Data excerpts
━━━━

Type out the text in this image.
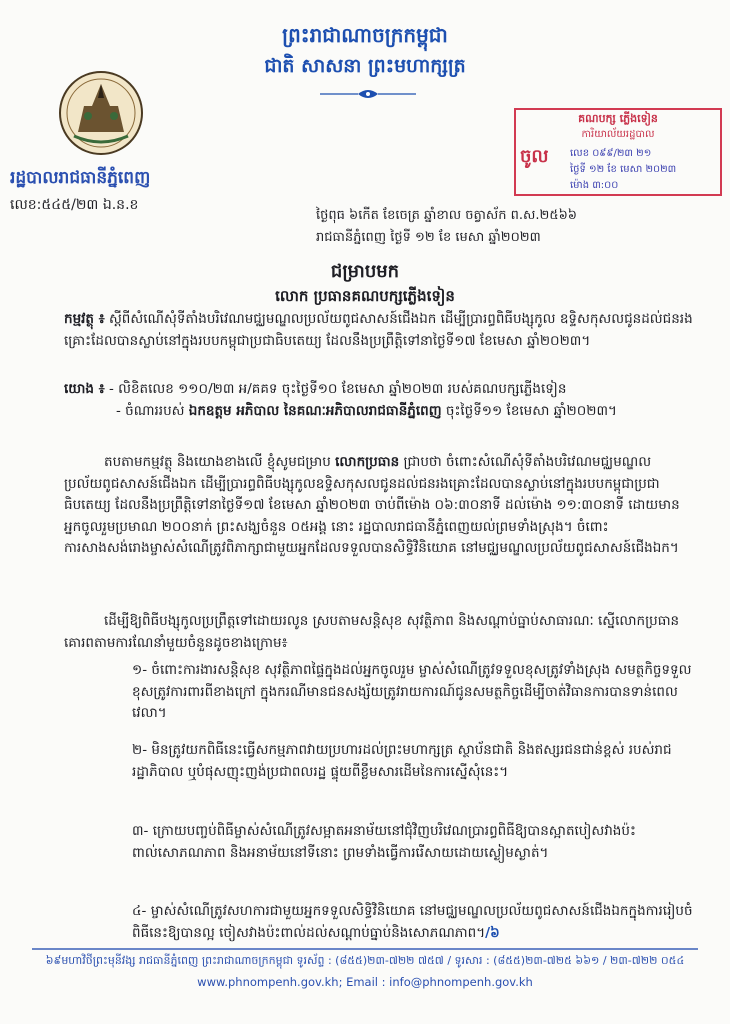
ព្រះរាជាណាចក្រកម្ពុជា
ជាតិ សាសនា ព្រះមហាក្សត្រ
រដ្ឋបាលរាជធានីភ្នំពេញ
លេខ:៥៤៥/២៣ ឯ.ន.ខ
គណបក្ស ភ្លើងទៀន
ការិយាល័យរដ្ឋបាល
ចូល លេខ ០៩៩/២៣ ២១
ថ្ងៃទី ១២ ខែ មេសា ២០២៣
ម៉ោង ៣:០០
ថ្ងៃពុធ ៦កើត ខែចេត្រ ឆ្នាំខាល ចត្វាស័ក ព.ស.២៥៦៦
រាជធានីភ្នំពេញ ថ្ងៃទី ១២ ខែ មេសា ឆ្នាំ២០២៣
ជម្រាបមក
លោក ប្រធានគណបក្សភ្លើងទៀន
កម្មវត្ថុ ៖ ស្តីពីសំណើសុំទីតាំងបរិវេណមជ្ឈមណ្ឌលប្រល័យពូជសាសន៍ជើងឯក ដើម្បីប្រារព្ធពិធីបង្សុកូល ឧទ្ទិសកុសលជូនដល់ជនរងគ្រោះដែលបានស្លាប់នៅក្នុងរបបកម្ពុជាប្រជាធិបតេយ្យ ដែលនឹងប្រព្រឹត្តិទៅនាថ្ងៃទី១៧ ខែមេសា ឆ្នាំ២០២៣។
យោង ៖ - លិខិតលេខ ១១០/២៣ អ/គគទ ចុះថ្ងៃទី១០ ខែមេសា ឆ្នាំ២០២៣ របស់គណបក្សភ្លើងទៀន
- ចំណាររបស់ ឯកឧត្តម អភិបាល នៃគណៈអភិបាលរាជធានីភ្នំពេញ ចុះថ្ងៃទី១១ ខែមេសា ឆ្នាំ២០២៣។
តបតាមកម្មវត្ថុ និងយោងខាងលើ ខ្ញុំសូមជម្រាប លោកប្រធាន ជ្រាបថា ចំពោះសំណើសុំទីតាំងបរិវេណមជ្ឈមណ្ឌលប្រល័យពូជសាសន៍ជើងឯក ដើម្បីប្រារព្ធពិធីបង្សុកូលឧទ្ទិសកុសលជូនដល់ជនរងគ្រោះដែលបានស្លាប់នៅក្នុងរបបកម្ពុជាប្រជាធិបតេយ្យ ដែលនឹងប្រព្រឹត្តិទៅនាថ្ងៃទី១៧ ខែមេសា ឆ្នាំ២០២៣ ចាប់ពីម៉ោង ០៦:៣០នាទី ដល់ម៉ោង ១១:៣០នាទី ដោយមានអ្នកចូលរួមប្រមាណ ២០០នាក់ ព្រះសង្ឃចំនួន ០៥អង្គ នោះ រដ្ឋបាលរាជធានីភ្នំពេញយល់ព្រមទាំងស្រុង។ ចំពោះការសាងសង់រោងម្ចាស់សំណើត្រូវពិភាក្សាជាមួយអ្នកដែលទទួលបានសិទ្ធិវិនិយោគ នៅមជ្ឈមណ្ឌលប្រល័យពូជសាសន៍ជើងឯក។
ដើម្បីឱ្យពិធីបង្សុកូលប្រព្រឹត្តទៅដោយរលូន ស្របតាមសន្តិសុខ សុវត្ថិភាព និងសណ្តាប់ធ្នាប់សាធារណៈ ស្នើលោកប្រធានគោរពតាមការណែនាំមួយចំនួនដូចខាងក្រោម៖
១- ចំពោះការងារសន្តិសុខ សុវត្ថិភាពផ្ទៃក្នុងដល់អ្នកចូលរួម ម្ចាស់សំណើត្រូវទទួលខុសត្រូវទាំងស្រុង សមត្ថកិច្ចទទួលខុសត្រូវការពារពីខាងក្រៅ ក្នុងករណីមានជនសង្ស័យត្រូវរាយការណ៍ជូនសមត្ថកិច្ចដើម្បីចាត់វិធានការបានទាន់ពេលវេលា។
២- មិនត្រូវយកពិធីនេះធ្វើសកម្មភាពវាយប្រហារដល់ព្រះមហាក្សត្រ ស្ថាប័នជាតិ និងឥស្សរជនជាន់ខ្ពស់ របស់រាជរដ្ឋាភិបាល ឬបំផុសញុះញង់ប្រជាពលរដ្ឋ ផ្ទុយពីខ្លឹមសារដើមនៃការស្នើសុំនេះ។
៣- ក្រោយបញ្ចប់ពិធីម្ចាស់សំណើត្រូវសម្អាតអនាម័យនៅជុំវិញបរិវេណប្រារព្ធពិធីឱ្យបានស្អាតបៀសវាងប៉ះពាល់សោភណភាព និងអនាម័យនៅទីនោះ ព្រមទាំងធ្វើការរើសាយដោយស្ងៀមស្ងាត់។
៤- ម្ចាស់សំណើត្រូវសហការជាមួយអ្នកទទួលសិទ្ធិវិនិយោគ នៅមជ្ឈមណ្ឌលប្រល័យពូជសាសន៍ជើងឯកក្នុងការរៀបចំពិធីនេះឱ្យបានល្អ ចៀសវាងប៉ះពាល់ដល់សណ្តាប់ធ្នាប់និងសោភណភាព។/៦
៦៩មហាវិថីព្រះមុនីវង្ស រាជធានីភ្នំពេញ ព្រះរាជាណាចក្រកម្ពុជា ទូរស័ព្ទ : (៨៥៥)២៣-៧២២ ៧៥៧ / ទូរសារ : (៨៥៥)២៣-៧២៥ ៦៦១ / ២៣-៧២២ ០៥៤
www.phnompenh.gov.kh; Email : info@phnompenh.gov.kh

━━━━

• TO DO:
Copy out each record shown above without alteration, skipping any picture.

• FINISHED EXERCISE:
Type out the text in this image.
ព្រះរាជាណាចក្រកម្ពុជា
ជាតិ សាសនា ព្រះមហាក្សត្រ
រដ្ឋបាលរាជធានីភ្នំពេញ
លេខ:៥៤៥/២៣ ឯ.ន.ខ
គណបក្ស ភ្លើងទៀន
ការិយាល័យរដ្ឋបាល
ចូល លេខ ០៩៩/២៣ ២១
ថ្ងៃទី ១២ ខែ មេសា ២០២៣
ម៉ោង ៣:០០
ថ្ងៃពុធ ៦កើត ខែចេត្រ ឆ្នាំខាល ចត្វាស័ក ព.ស.២៥៦៦
រាជធានីភ្នំពេញ ថ្ងៃទី ១២ ខែ មេសា ឆ្នាំ២០២៣
ជម្រាបមក
លោក ប្រធានគណបក្សភ្លើងទៀន
កម្មវត្ថុ ៖ ស្តីពីសំណើសុំទីតាំងបរិវេណមជ្ឈមណ្ឌលប្រល័យពូជសាសន៍ជើងឯក ដើម្បីប្រារព្ធពិធីបង្សុកូល ឧទ្ទិសកុសលជូនដល់ជនរងគ្រោះដែលបានស្លាប់នៅក្នុងរបបកម្ពុជាប្រជាធិបតេយ្យ ដែលនឹងប្រព្រឹត្តិទៅនាថ្ងៃទី១៧ ខែមេសា ឆ្នាំ២០២៣។
យោង ៖ - លិខិតលេខ ១១០/២៣ អ/គគទ ចុះថ្ងៃទី១០ ខែមេសា ឆ្នាំ២០២៣ របស់គណបក្សភ្លើងទៀន
- ចំណាររបស់ ឯកឧត្តម អភិបាល នៃគណៈអភិបាលរាជធានីភ្នំពេញ ចុះថ្ងៃទី១១ ខែមេសា ឆ្នាំ២០២៣។
តបតាមកម្មវត្ថុ និងយោងខាងលើ ខ្ញុំសូមជម្រាប លោកប្រធាន ជ្រាបថា ចំពោះសំណើសុំទីតាំងបរិវេណមជ្ឈមណ្ឌលប្រល័យពូជសាសន៍ជើងឯក ដើម្បីប្រារព្ធពិធីបង្សុកូលឧទ្ទិសកុសលជូនដល់ជនរងគ្រោះដែលបានស្លាប់នៅក្នុងរបបកម្ពុជាប្រជាធិបតេយ្យ ដែលនឹងប្រព្រឹត្តិទៅនាថ្ងៃទី១៧ ខែមេសា ឆ្នាំ២០២៣ ចាប់ពីម៉ោង ០៦:៣០នាទី ដល់ម៉ោង ១១:៣០នាទី ដោយមានអ្នកចូលរួមប្រមាណ ២០០នាក់ ព្រះសង្ឃចំនួន ០៥អង្គ នោះ រដ្ឋបាលរាជធានីភ្នំពេញយល់ព្រមទាំងស្រុង។ ចំពោះការសាងសង់រោងម្ចាស់សំណើត្រូវពិភាក្សាជាមួយអ្នកដែលទទួលបានសិទ្ធិវិនិយោគ នៅមជ្ឈមណ្ឌលប្រល័យពូជសាសន៍ជើងឯក។
ដើម្បីឱ្យពិធីបង្សុកូលប្រព្រឹត្តទៅដោយរលូន ស្របតាមសន្តិសុខ សុវត្ថិភាព និងសណ្តាប់ធ្នាប់សាធារណៈ ស្នើលោកប្រធានគោរពតាមការណែនាំមួយចំនួនដូចខាងក្រោម៖
១- ចំពោះការងារសន្តិសុខ សុវត្ថិភាពផ្ទៃក្នុងដល់អ្នកចូលរួម ម្ចាស់សំណើត្រូវទទួលខុសត្រូវទាំងស្រុង សមត្ថកិច្ចទទួលខុសត្រូវការពារពីខាងក្រៅ ក្នុងករណីមានជនសង្ស័យត្រូវរាយការណ៍ជូនសមត្ថកិច្ចដើម្បីចាត់វិធានការបានទាន់ពេលវេលា។
២- មិនត្រូវយកពិធីនេះធ្វើសកម្មភាពវាយប្រហារដល់ព្រះមហាក្សត្រ ស្ថាប័នជាតិ និងឥស្សរជនជាន់ខ្ពស់ របស់រាជរដ្ឋាភិបាល ឬបំផុសញុះញង់ប្រជាពលរដ្ឋ ផ្ទុយពីខ្លឹមសារដើមនៃការស្នើសុំនេះ។
៣- ក្រោយបញ្ចប់ពិធីម្ចាស់សំណើត្រូវសម្អាតអនាម័យនៅជុំវិញបរិវេណប្រារព្ធពិធីឱ្យបានស្អាតបៀសវាងប៉ះពាល់សោភណភាព និងអនាម័យនៅទីនោះ ព្រមទាំងធ្វើការរើសាយដោយស្ងៀមស្ងាត់។
៤- ម្ចាស់សំណើត្រូវសហការជាមួយអ្នកទទួលសិទ្ធិវិនិយោគ នៅមជ្ឈមណ្ឌលប្រល័យពូជសាសន៍ជើងឯកក្នុងការរៀបចំពិធីនេះឱ្យបានល្អ ចៀសវាងប៉ះពាល់ដល់សណ្តាប់ធ្នាប់និងសោភណភាព។/៦
៦៩មហាវិថីព្រះមុនីវង្ស រាជធានីភ្នំពេញ ព្រះរាជាណាចក្រកម្ពុជា ទូរស័ព្ទ : (៨៥៥)២៣-៧២២ ៧៥៧ / ទូរសារ : (៨៥៥)២៣-៧២៥ ៦៦១ / ២៣-៧២២ ០៥៤
www.phnompenh.gov.kh; Email : info@phnompenh.gov.kh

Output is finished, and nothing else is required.